[Entries from a visual dataset]
= = = =

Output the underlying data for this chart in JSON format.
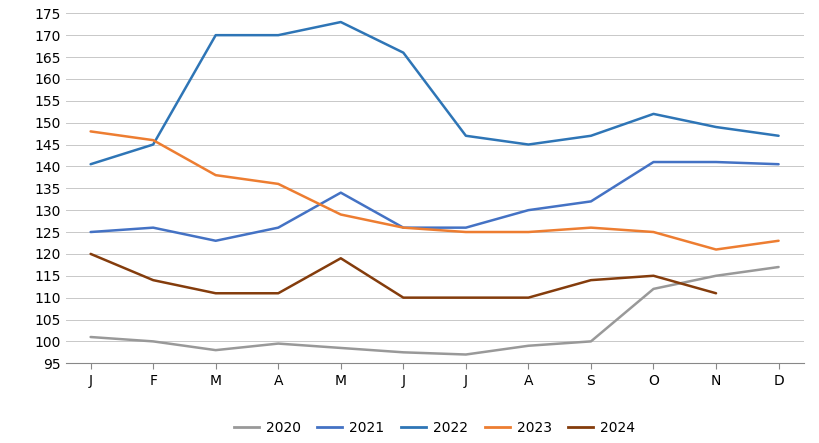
{
  "months": [
    "J",
    "F",
    "M",
    "A",
    "M",
    "J",
    "J",
    "A",
    "S",
    "O",
    "N",
    "D"
  ],
  "series": {
    "2020": [
      101,
      100,
      98,
      99.5,
      98.5,
      97.5,
      97,
      99,
      100,
      112,
      115,
      117
    ],
    "2021": [
      125,
      126,
      123,
      126,
      134,
      126,
      126,
      130,
      132,
      141,
      141,
      140.5
    ],
    "2022": [
      140.5,
      145,
      170,
      170,
      173,
      166,
      147,
      145,
      147,
      152,
      149,
      147
    ],
    "2023": [
      148,
      146,
      138,
      136,
      129,
      126,
      125,
      125,
      126,
      125,
      121,
      123
    ],
    "2024": [
      120,
      114,
      111,
      111,
      119,
      110,
      110,
      110,
      114,
      115,
      111,
      null
    ]
  },
  "colors": {
    "2020": "#999999",
    "2021": "#4472C4",
    "2022": "#2E75B6",
    "2023": "#ED7D31",
    "2024": "#843C0C"
  },
  "ylim": [
    95,
    175
  ],
  "yticks": [
    95,
    100,
    105,
    110,
    115,
    120,
    125,
    130,
    135,
    140,
    145,
    150,
    155,
    160,
    165,
    170,
    175
  ],
  "legend_labels": [
    "2020",
    "2021",
    "2022",
    "2023",
    "2024"
  ],
  "background_color": "#ffffff",
  "grid_color": "#c8c8c8",
  "linewidth": 1.8,
  "figsize": [
    8.2,
    4.43
  ],
  "dpi": 100
}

= = = =

▶ **Short exercise**: Return every line of the records exactly as given, pictures excluded.

▶ **Written reply**:
Output the underlying data for this chart in JSON format.
{
  "months": [
    "J",
    "F",
    "M",
    "A",
    "M",
    "J",
    "J",
    "A",
    "S",
    "O",
    "N",
    "D"
  ],
  "series": {
    "2020": [
      101,
      100,
      98,
      99.5,
      98.5,
      97.5,
      97,
      99,
      100,
      112,
      115,
      117
    ],
    "2021": [
      125,
      126,
      123,
      126,
      134,
      126,
      126,
      130,
      132,
      141,
      141,
      140.5
    ],
    "2022": [
      140.5,
      145,
      170,
      170,
      173,
      166,
      147,
      145,
      147,
      152,
      149,
      147
    ],
    "2023": [
      148,
      146,
      138,
      136,
      129,
      126,
      125,
      125,
      126,
      125,
      121,
      123
    ],
    "2024": [
      120,
      114,
      111,
      111,
      119,
      110,
      110,
      110,
      114,
      115,
      111,
      null
    ]
  },
  "colors": {
    "2020": "#999999",
    "2021": "#4472C4",
    "2022": "#2E75B6",
    "2023": "#ED7D31",
    "2024": "#843C0C"
  },
  "ylim": [
    95,
    175
  ],
  "yticks": [
    95,
    100,
    105,
    110,
    115,
    120,
    125,
    130,
    135,
    140,
    145,
    150,
    155,
    160,
    165,
    170,
    175
  ],
  "legend_labels": [
    "2020",
    "2021",
    "2022",
    "2023",
    "2024"
  ],
  "background_color": "#ffffff",
  "grid_color": "#c8c8c8",
  "linewidth": 1.8,
  "figsize": [
    8.2,
    4.43
  ],
  "dpi": 100
}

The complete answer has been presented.